** begin **
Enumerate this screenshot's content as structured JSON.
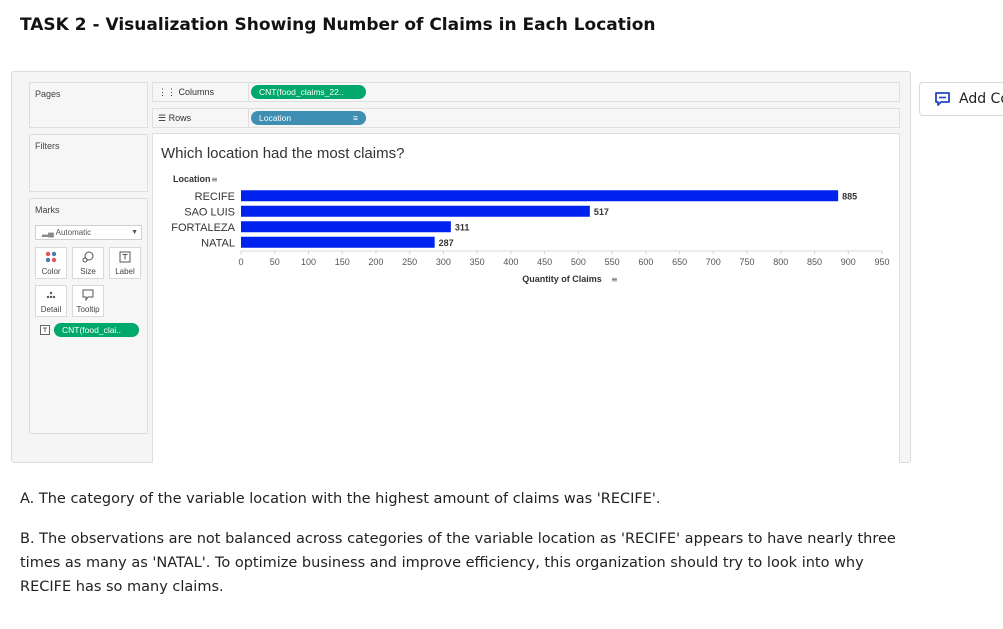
{
  "page": {
    "title": "TASK 2 - Visualization Showing Number of Claims in Each Location",
    "answer_a": "A. The category of the variable location with the highest amount of claims was 'RECIFE'.",
    "answer_b": "B. The observations are not balanced across categories of the variable location as 'RECIFE' appears to have nearly three times as many as 'NATAL'. To optimize business and improve efficiency, this organization should try to look into why RECIFE has so many claims."
  },
  "side_button": {
    "label": "Add Co"
  },
  "tableau": {
    "pages_label": "Pages",
    "filters_label": "Filters",
    "marks_label": "Marks",
    "marks_type": "Automatic",
    "mark_buttons": {
      "color": "Color",
      "size": "Size",
      "label": "Label",
      "detail": "Detail",
      "tooltip": "Tooltip"
    },
    "marks_pill": "CNT(food_clai..",
    "columns_label": "Columns",
    "columns_pill": "CNT(food_claims_22..",
    "rows_label": "Rows",
    "rows_pill": "Location",
    "colors": {
      "bar": "#0022ee",
      "pill_green": "#00a86b",
      "pill_blue": "#3e8fb3"
    }
  },
  "chart_data": {
    "type": "bar",
    "orientation": "horizontal",
    "title": "Which location had the most claims?",
    "categories": [
      "RECIFE",
      "SAO LUIS",
      "FORTALEZA",
      "NATAL"
    ],
    "values": [
      885,
      517,
      311,
      287
    ],
    "data_labels": [
      "885",
      "517",
      "311",
      "287"
    ],
    "ylabel": "Location",
    "xlabel": "Quantity of Claims",
    "xlim": [
      0,
      950
    ],
    "x_ticks": [
      "0",
      "50",
      "100",
      "150",
      "200",
      "250",
      "300",
      "350",
      "400",
      "450",
      "500",
      "550",
      "600",
      "650",
      "700",
      "750",
      "800",
      "850",
      "900",
      "950"
    ],
    "grid": false
  }
}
** end **
- Problem -
Could you reproduce every record above exactly, leaving out the pictures?

- Task output -
Enumerate this screenshot's content as structured JSON.
{
  "page": {
    "title": "TASK 2 - Visualization Showing Number of Claims in Each Location",
    "answer_a": "A. The category of the variable location with the highest amount of claims was 'RECIFE'.",
    "answer_b": "B. The observations are not balanced across categories of the variable location as 'RECIFE' appears to have nearly three times as many as 'NATAL'. To optimize business and improve efficiency, this organization should try to look into why RECIFE has so many claims."
  },
  "side_button": {
    "label": "Add Co"
  },
  "tableau": {
    "pages_label": "Pages",
    "filters_label": "Filters",
    "marks_label": "Marks",
    "marks_type": "Automatic",
    "mark_buttons": {
      "color": "Color",
      "size": "Size",
      "label": "Label",
      "detail": "Detail",
      "tooltip": "Tooltip"
    },
    "marks_pill": "CNT(food_clai..",
    "columns_label": "Columns",
    "columns_pill": "CNT(food_claims_22..",
    "rows_label": "Rows",
    "rows_pill": "Location",
    "colors": {
      "bar": "#0022ee",
      "pill_green": "#00a86b",
      "pill_blue": "#3e8fb3"
    }
  },
  "chart_data": {
    "type": "bar",
    "orientation": "horizontal",
    "title": "Which location had the most claims?",
    "categories": [
      "RECIFE",
      "SAO LUIS",
      "FORTALEZA",
      "NATAL"
    ],
    "values": [
      885,
      517,
      311,
      287
    ],
    "data_labels": [
      "885",
      "517",
      "311",
      "287"
    ],
    "ylabel": "Location",
    "xlabel": "Quantity of Claims",
    "xlim": [
      0,
      950
    ],
    "x_ticks": [
      "0",
      "50",
      "100",
      "150",
      "200",
      "250",
      "300",
      "350",
      "400",
      "450",
      "500",
      "550",
      "600",
      "650",
      "700",
      "750",
      "800",
      "850",
      "900",
      "950"
    ],
    "grid": false
  }
}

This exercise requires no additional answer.